Task description: For each line of the data below that holds "талх", copy the line.

Entries:
>> begin

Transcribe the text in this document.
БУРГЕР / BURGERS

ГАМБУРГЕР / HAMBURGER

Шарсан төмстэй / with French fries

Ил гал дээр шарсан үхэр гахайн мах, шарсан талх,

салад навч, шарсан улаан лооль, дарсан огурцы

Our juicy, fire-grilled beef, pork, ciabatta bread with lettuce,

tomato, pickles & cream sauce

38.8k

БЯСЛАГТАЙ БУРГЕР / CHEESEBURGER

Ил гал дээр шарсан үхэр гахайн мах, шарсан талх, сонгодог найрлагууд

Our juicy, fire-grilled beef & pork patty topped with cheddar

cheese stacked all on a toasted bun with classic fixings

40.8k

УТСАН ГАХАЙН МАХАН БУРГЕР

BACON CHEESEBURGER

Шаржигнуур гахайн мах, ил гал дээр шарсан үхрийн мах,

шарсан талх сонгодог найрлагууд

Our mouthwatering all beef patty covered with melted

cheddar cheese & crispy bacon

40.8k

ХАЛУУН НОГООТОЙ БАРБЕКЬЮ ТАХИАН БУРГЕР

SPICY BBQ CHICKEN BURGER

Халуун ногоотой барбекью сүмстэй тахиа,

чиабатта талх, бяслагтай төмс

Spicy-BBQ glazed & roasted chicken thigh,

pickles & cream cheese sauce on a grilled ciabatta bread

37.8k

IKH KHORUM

>> end

The solution:
Ил гал дээр шарсан үхэр гахайн мах, шарсан талх,
Ил гал дээр шарсан үхэр гахайн мах, шарсан талх, сонгодог найрлагууд
шарсан талх сонгодог найрлагууд
чиабатта талх, бяслагтай төмс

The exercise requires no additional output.